Saved entries:

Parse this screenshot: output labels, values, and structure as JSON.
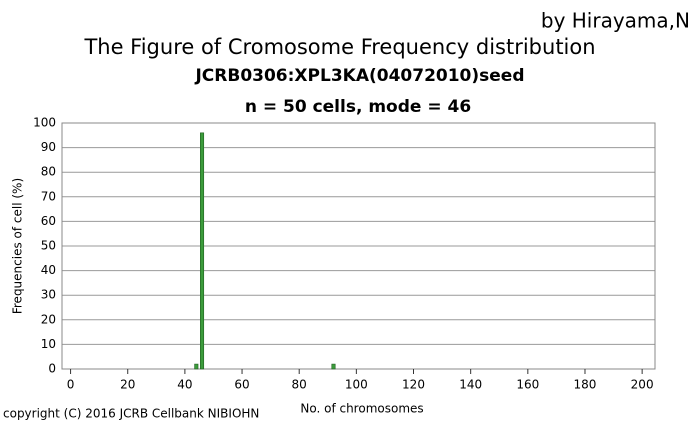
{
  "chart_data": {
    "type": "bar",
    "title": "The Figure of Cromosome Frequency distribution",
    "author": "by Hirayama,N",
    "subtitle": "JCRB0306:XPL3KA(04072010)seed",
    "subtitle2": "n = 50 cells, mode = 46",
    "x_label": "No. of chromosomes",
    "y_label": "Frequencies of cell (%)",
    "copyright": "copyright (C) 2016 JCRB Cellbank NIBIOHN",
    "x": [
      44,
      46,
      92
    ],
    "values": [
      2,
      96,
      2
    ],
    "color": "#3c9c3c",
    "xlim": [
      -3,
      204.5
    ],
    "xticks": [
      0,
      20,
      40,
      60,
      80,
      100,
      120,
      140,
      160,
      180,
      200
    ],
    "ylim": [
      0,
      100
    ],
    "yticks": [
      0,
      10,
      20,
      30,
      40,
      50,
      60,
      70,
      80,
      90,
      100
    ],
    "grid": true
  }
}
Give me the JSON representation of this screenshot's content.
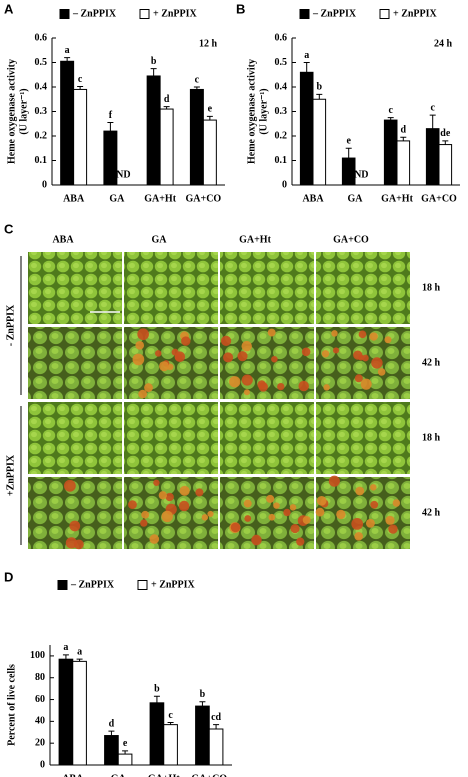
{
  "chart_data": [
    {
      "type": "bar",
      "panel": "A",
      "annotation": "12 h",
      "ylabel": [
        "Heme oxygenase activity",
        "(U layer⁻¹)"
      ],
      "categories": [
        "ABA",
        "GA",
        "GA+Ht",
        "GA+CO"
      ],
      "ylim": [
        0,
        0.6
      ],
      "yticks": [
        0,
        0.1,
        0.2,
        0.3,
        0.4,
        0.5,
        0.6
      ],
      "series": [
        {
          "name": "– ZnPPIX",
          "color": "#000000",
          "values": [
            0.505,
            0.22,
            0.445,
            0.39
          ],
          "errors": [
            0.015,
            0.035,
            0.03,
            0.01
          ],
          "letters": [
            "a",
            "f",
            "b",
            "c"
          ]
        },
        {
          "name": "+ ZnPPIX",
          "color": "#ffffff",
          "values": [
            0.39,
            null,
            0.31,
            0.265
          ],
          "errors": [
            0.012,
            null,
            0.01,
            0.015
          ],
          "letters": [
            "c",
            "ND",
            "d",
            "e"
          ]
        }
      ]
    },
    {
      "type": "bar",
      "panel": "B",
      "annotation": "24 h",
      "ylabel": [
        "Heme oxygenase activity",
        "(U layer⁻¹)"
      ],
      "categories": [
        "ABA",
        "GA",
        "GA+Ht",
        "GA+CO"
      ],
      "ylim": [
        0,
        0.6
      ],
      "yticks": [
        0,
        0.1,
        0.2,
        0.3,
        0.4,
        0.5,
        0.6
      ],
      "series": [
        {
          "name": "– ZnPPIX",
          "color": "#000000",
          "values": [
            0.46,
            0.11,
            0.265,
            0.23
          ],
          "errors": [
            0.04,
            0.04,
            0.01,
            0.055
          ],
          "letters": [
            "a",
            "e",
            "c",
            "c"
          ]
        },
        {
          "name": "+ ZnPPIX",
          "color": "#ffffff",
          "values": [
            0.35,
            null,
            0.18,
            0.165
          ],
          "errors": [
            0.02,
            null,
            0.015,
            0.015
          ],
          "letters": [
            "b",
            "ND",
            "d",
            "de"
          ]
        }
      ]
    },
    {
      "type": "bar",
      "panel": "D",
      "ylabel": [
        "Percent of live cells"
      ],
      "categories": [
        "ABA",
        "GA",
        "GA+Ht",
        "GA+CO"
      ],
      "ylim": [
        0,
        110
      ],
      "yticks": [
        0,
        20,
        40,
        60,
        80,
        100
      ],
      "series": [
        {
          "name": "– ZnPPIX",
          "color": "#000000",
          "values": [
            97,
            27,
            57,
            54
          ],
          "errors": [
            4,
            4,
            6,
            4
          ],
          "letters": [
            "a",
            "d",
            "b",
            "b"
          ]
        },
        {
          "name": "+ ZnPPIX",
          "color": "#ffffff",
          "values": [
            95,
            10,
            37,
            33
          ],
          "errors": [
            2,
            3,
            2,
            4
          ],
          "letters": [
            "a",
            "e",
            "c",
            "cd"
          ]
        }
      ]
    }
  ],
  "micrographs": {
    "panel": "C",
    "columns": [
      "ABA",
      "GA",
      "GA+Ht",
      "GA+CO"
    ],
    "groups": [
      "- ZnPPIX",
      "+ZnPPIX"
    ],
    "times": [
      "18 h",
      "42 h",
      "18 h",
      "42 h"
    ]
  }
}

## What you have to do
Your answer should be every entry repeated exactly, minus the pictures.

## Response to this exercise
Parse this screenshot: output labels, values, and structure as JSON.
{
  "chart_data": {
    "type": "bar",
    "title": "The Figure of Cromosome Frequency distribution",
    "author": "by Hirayama,N",
    "subtitle": "JCRB0306:XPL3KA(04072010)seed",
    "subtitle2": "n = 50 cells, mode = 46",
    "x_label": "No. of chromosomes",
    "y_label": "Frequencies of cell (%)",
    "copyright": "copyright (C) 2016 JCRB Cellbank NIBIOHN",
    "x": [
      44,
      46,
      92
    ],
    "values": [
      2,
      96,
      2
    ],
    "color": "#3c9c3c",
    "xlim": [
      -3,
      204.5
    ],
    "xticks": [
      0,
      20,
      40,
      60,
      80,
      100,
      120,
      140,
      160,
      180,
      200
    ],
    "ylim": [
      0,
      100
    ],
    "yticks": [
      0,
      10,
      20,
      30,
      40,
      50,
      60,
      70,
      80,
      90,
      100
    ],
    "grid": true
  }
}
Give me the JSON representation of this screenshot's content.
{
  "chart_data": [
    {
      "type": "bar",
      "panel": "A",
      "annotation": "12 h",
      "ylabel": [
        "Heme oxygenase activity",
        "(U layer⁻¹)"
      ],
      "categories": [
        "ABA",
        "GA",
        "GA+Ht",
        "GA+CO"
      ],
      "ylim": [
        0,
        0.6
      ],
      "yticks": [
        0,
        0.1,
        0.2,
        0.3,
        0.4,
        0.5,
        0.6
      ],
      "series": [
        {
          "name": "– ZnPPIX",
          "color": "#000000",
          "values": [
            0.505,
            0.22,
            0.445,
            0.39
          ],
          "errors": [
            0.015,
            0.035,
            0.03,
            0.01
          ],
          "letters": [
            "a",
            "f",
            "b",
            "c"
          ]
        },
        {
          "name": "+ ZnPPIX",
          "color": "#ffffff",
          "values": [
            0.39,
            null,
            0.31,
            0.265
          ],
          "errors": [
            0.012,
            null,
            0.01,
            0.015
          ],
          "letters": [
            "c",
            "ND",
            "d",
            "e"
          ]
        }
      ]
    },
    {
      "type": "bar",
      "panel": "B",
      "annotation": "24 h",
      "ylabel": [
        "Heme oxygenase activity",
        "(U layer⁻¹)"
      ],
      "categories": [
        "ABA",
        "GA",
        "GA+Ht",
        "GA+CO"
      ],
      "ylim": [
        0,
        0.6
      ],
      "yticks": [
        0,
        0.1,
        0.2,
        0.3,
        0.4,
        0.5,
        0.6
      ],
      "series": [
        {
          "name": "– ZnPPIX",
          "color": "#000000",
          "values": [
            0.46,
            0.11,
            0.265,
            0.23
          ],
          "errors": [
            0.04,
            0.04,
            0.01,
            0.055
          ],
          "letters": [
            "a",
            "e",
            "c",
            "c"
          ]
        },
        {
          "name": "+ ZnPPIX",
          "color": "#ffffff",
          "values": [
            0.35,
            null,
            0.18,
            0.165
          ],
          "errors": [
            0.02,
            null,
            0.015,
            0.015
          ],
          "letters": [
            "b",
            "ND",
            "d",
            "de"
          ]
        }
      ]
    },
    {
      "type": "bar",
      "panel": "D",
      "ylabel": [
        "Percent of live cells"
      ],
      "categories": [
        "ABA",
        "GA",
        "GA+Ht",
        "GA+CO"
      ],
      "ylim": [
        0,
        110
      ],
      "yticks": [
        0,
        20,
        40,
        60,
        80,
        100
      ],
      "series": [
        {
          "name": "– ZnPPIX",
          "color": "#000000",
          "values": [
            97,
            27,
            57,
            54
          ],
          "errors": [
            4,
            4,
            6,
            4
          ],
          "letters": [
            "a",
            "d",
            "b",
            "b"
          ]
        },
        {
          "name": "+ ZnPPIX",
          "color": "#ffffff",
          "values": [
            95,
            10,
            37,
            33
          ],
          "errors": [
            2,
            3,
            2,
            4
          ],
          "letters": [
            "a",
            "e",
            "c",
            "cd"
          ]
        }
      ]
    }
  ],
  "micrographs": {
    "panel": "C",
    "columns": [
      "ABA",
      "GA",
      "GA+Ht",
      "GA+CO"
    ],
    "groups": [
      "- ZnPPIX",
      "+ZnPPIX"
    ],
    "times": [
      "18 h",
      "42 h",
      "18 h",
      "42 h"
    ]
  }
}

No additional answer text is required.